▶ **The exercise**
Your task is to output the entries below word for word.

▶ **Dataset excerpts**

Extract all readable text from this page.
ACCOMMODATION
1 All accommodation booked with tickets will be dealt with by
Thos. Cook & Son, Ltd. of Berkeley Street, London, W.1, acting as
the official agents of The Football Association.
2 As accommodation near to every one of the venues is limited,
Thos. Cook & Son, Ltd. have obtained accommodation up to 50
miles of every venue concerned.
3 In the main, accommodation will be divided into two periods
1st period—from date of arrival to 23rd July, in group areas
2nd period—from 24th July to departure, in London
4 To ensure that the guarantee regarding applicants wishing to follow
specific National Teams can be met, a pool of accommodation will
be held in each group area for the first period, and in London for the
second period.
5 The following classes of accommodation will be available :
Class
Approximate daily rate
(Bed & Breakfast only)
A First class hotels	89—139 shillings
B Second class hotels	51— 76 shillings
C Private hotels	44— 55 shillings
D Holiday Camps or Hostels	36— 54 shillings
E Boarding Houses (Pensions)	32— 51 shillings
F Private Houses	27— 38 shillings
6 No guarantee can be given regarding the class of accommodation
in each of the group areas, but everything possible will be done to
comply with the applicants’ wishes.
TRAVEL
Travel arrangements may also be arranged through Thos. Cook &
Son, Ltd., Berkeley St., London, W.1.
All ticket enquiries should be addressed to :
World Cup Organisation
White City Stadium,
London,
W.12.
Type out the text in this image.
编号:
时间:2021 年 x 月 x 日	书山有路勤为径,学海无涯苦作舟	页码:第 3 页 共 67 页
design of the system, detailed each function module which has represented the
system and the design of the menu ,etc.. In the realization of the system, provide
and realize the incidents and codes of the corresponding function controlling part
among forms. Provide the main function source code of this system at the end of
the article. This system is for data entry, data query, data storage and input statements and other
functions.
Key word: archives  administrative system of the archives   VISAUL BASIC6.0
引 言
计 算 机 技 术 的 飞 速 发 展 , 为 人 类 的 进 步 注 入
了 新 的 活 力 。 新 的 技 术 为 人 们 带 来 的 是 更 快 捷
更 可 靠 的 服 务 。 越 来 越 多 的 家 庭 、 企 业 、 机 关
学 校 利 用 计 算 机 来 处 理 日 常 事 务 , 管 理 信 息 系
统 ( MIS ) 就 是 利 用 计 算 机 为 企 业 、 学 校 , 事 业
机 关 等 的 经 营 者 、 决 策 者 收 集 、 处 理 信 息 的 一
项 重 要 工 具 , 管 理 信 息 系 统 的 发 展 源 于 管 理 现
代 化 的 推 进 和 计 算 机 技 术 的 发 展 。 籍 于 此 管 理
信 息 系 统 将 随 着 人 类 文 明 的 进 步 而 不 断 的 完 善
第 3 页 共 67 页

▶ **Task response**
Extract all readable text from this page.
ACCOMMODATION
1 All accommodation booked with tickets will be dealt with by
Thos. Cook & Son, Ltd. of Berkeley Street, London, W.1, acting as
the official agents of The Football Association.
2 As accommodation near to every one of the venues is limited,
Thos. Cook & Son, Ltd. have obtained accommodation up to 50
miles of every venue concerned.
3 In the main, accommodation will be divided into two periods
1st period—from date of arrival to 23rd July, in group areas
2nd period—from 24th July to departure, in London
4 To ensure that the guarantee regarding applicants wishing to follow
specific National Teams can be met, a pool of accommodation will
be held in each group area for the first period, and in London for the
second period.
5 The following classes of accommodation will be available :
Class
Approximate daily rate
(Bed & Breakfast only)
A First class hotels	89—139 shillings
B Second class hotels	51— 76 shillings
C Private hotels	44— 55 shillings
D Holiday Camps or Hostels	36— 54 shillings
E Boarding Houses (Pensions)	32— 51 shillings
F Private Houses	27— 38 shillings
6 No guarantee can be given regarding the class of accommodation
in each of the group areas, but everything possible will be done to
comply with the applicants’ wishes.
TRAVEL
Travel arrangements may also be arranged through Thos. Cook &
Son, Ltd., Berkeley St., London, W.1.
All ticket enquiries should be addressed to :
World Cup Organisation
White City Stadium,
London,
W.12.
Type out the text in this image.
编号:
时间:2021 年 x 月 x 日	书山有路勤为径,学海无涯苦作舟	页码:第 3 页 共 67 页
design of the system, detailed each function module which has represented the
system and the design of the menu ,etc.. In the realization of the system, provide
and realize the incidents and codes of the corresponding function controlling part
among forms. Provide the main function source code of this system at the end of
the article. This system is for data entry, data query, data storage and input statements and other
functions.
Key word: archives  administrative system of the archives   VISAUL BASIC6.0
引 言
计 算 机 技 术 的 飞 速 发 展 , 为 人 类 的 进 步 注 入
了 新 的 活 力 。 新 的 技 术 为 人 们 带 来 的 是 更 快 捷
更 可 靠 的 服 务 。 越 来 越 多 的 家 庭 、 企 业 、 机 关
学 校 利 用 计 算 机 来 处 理 日 常 事 务 , 管 理 信 息 系
统 ( MIS ) 就 是 利 用 计 算 机 为 企 业 、 学 校 , 事 业
机 关 等 的 经 营 者 、 决 策 者 收 集 、 处 理 信 息 的 一
项 重 要 工 具 , 管 理 信 息 系 统 的 发 展 源 于 管 理 现
代 化 的 推 进 和 计 算 机 技 术 的 发 展 。 籍 于 此 管 理
信 息 系 统 将 随 着 人 类 文 明 的 进 步 而 不 断 的 完 善
第 3 页 共 67 页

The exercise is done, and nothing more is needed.